■ **WHAT TO PRODUCE**:
Can you pull out each line of the data below that includes the word "организует"?

*****

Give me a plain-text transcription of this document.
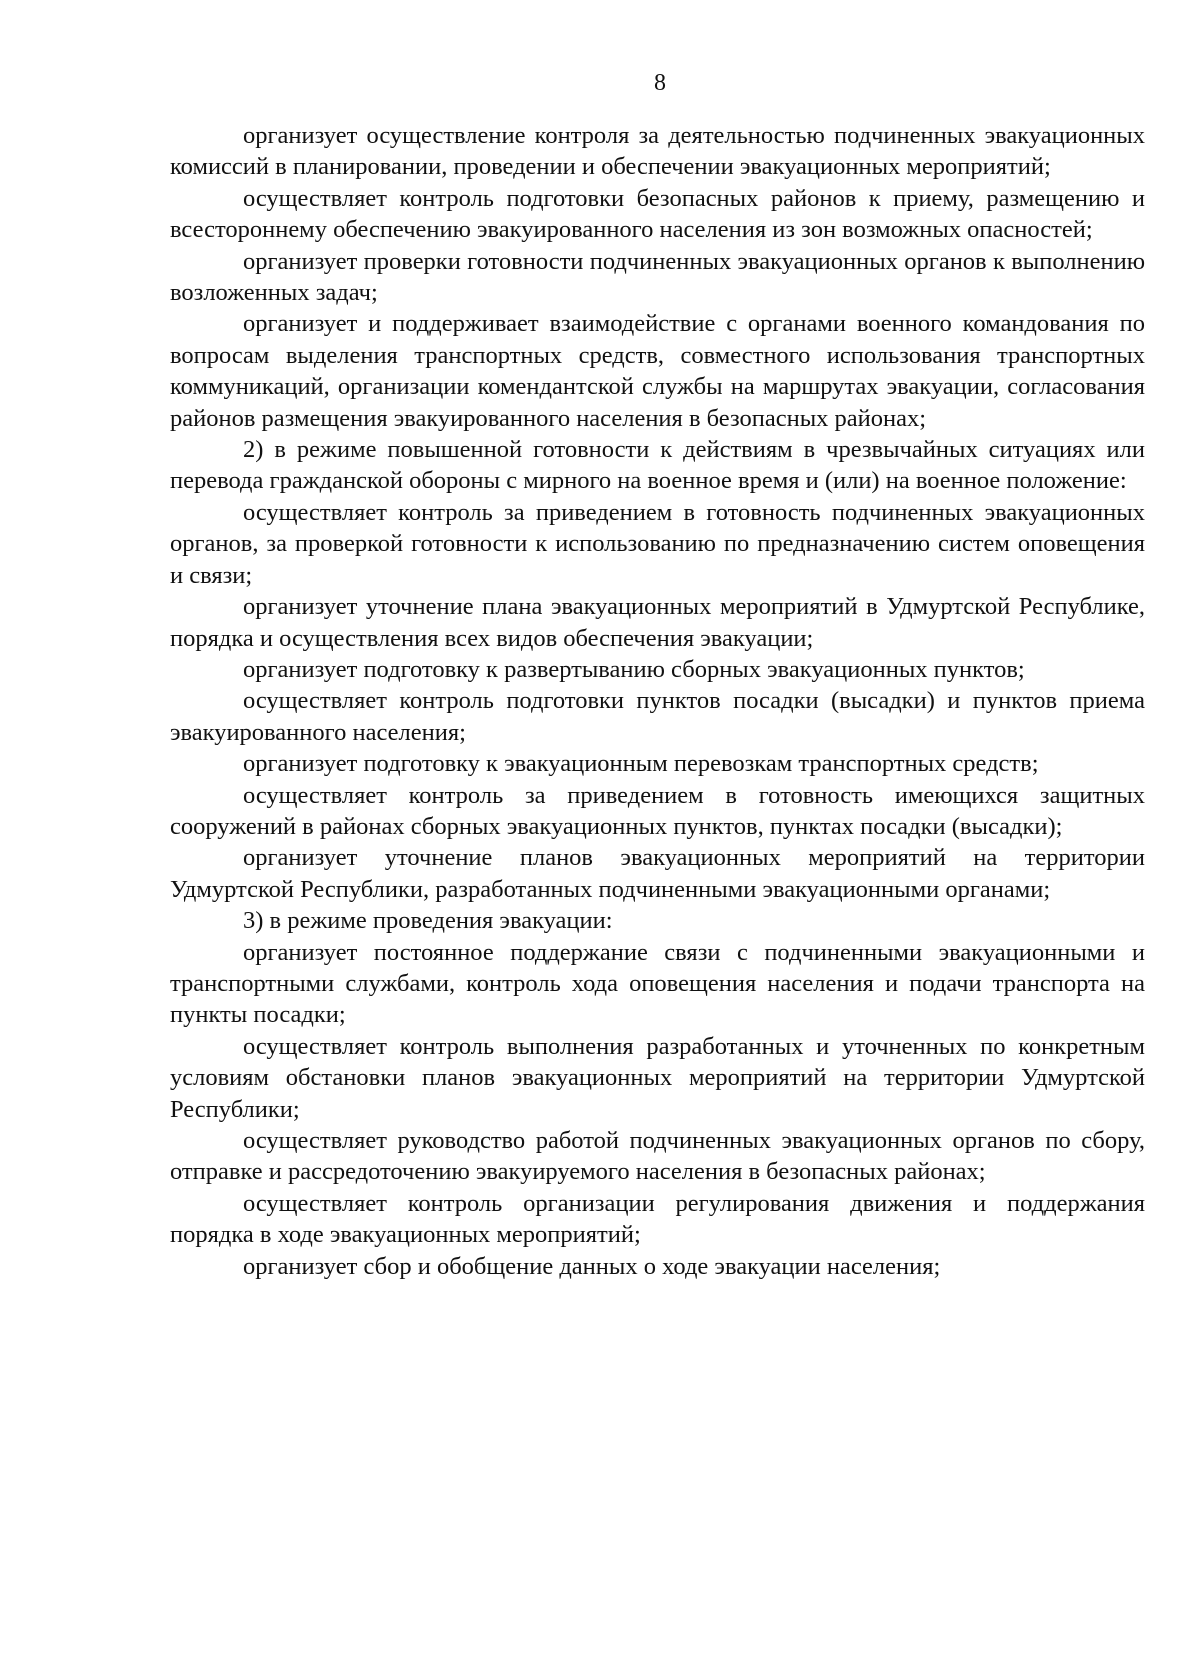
8

организует осуществление контроля за деятельностью подчиненных эвакуационных комиссий в планировании, проведении и обеспечении эвакуационных мероприятий;

осуществляет контроль подготовки безопасных районов к приему, размещению и всестороннему обеспечению эвакуированного населения из зон возможных опасностей;

организует проверки готовности подчиненных эвакуационных органов к выполнению возложенных задач;

организует и поддерживает взаимодействие с органами военного командования по вопросам выделения транспортных средств, совместного использования транспортных коммуникаций, организации комендантской службы на маршрутах эвакуации, согласования районов размещения эвакуированного населения в безопасных районах;

2) в режиме повышенной готовности к действиям в чрезвычайных ситуациях или перевода гражданской обороны с мирного на военное время и (или) на военное положение:

осуществляет контроль за приведением в готовность подчиненных эвакуационных органов, за проверкой готовности к использованию по предназначению систем оповещения и связи;

организует уточнение плана эвакуационных мероприятий в Удмуртской Республике, порядка и осуществления всех видов обеспечения эвакуации;

организует подготовку к развертыванию сборных эвакуационных пунктов;

осуществляет контроль подготовки пунктов посадки (высадки) и пунктов приема эвакуированного населения;

организует подготовку к эвакуационным перевозкам транспортных средств;

осуществляет контроль за приведением в готовность имеющихся защитных сооружений в районах сборных эвакуационных пунктов, пунктах посадки (высадки);

организует уточнение планов эвакуационных мероприятий на территории Удмуртской Республики, разработанных подчиненными эвакуационными органами;

3) в режиме проведения эвакуации:

организует постоянное поддержание связи с подчиненными эвакуационными и транспортными службами, контроль хода оповещения населения и подачи транспорта на пункты посадки;

осуществляет контроль выполнения разработанных и уточненных по конкретным условиям обстановки планов эвакуационных мероприятий на территории Удмуртской Республики;

осуществляет руководство работой подчиненных эвакуационных органов по сбору, отправке и рассредоточению эвакуируемого населения в безопасных районах;

осуществляет контроль организации регулирования движения и поддержания порядка в ходе эвакуационных мероприятий;

организует сбор и обобщение данных о ходе эвакуации населения;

*****

■ **SOLUTION FOR THIS TASK**:
организует осуществление контроля за деятельностью подчиненных эвакуационных комиссий в планировании, проведении и обеспечении эвакуационных мероприятий;
организует проверки готовности подчиненных эвакуационных органов к выполнению возложенных задач;
организует и поддерживает взаимодействие с органами военного командования по вопросам выделения транспортных средств, совместного использования транспортных коммуникаций, организации комендантской службы на маршрутах эвакуации, согласования районов размещения эвакуированного населения в безопасных районах;
организует уточнение плана эвакуационных мероприятий в Удмуртской Республике, порядка и осуществления всех видов обеспечения эвакуации;
организует подготовку к развертыванию сборных эвакуационных пунктов;
организует подготовку к эвакуационным перевозкам транспортных средств;
организует уточнение планов эвакуационных мероприятий на территории Удмуртской Республики, разработанных подчиненными эвакуационными органами;
организует постоянное поддержание связи с подчиненными эвакуационными и транспортными службами, контроль хода оповещения населения и подачи транспорта на пункты посадки;
организует сбор и обобщение данных о ходе эвакуации населения;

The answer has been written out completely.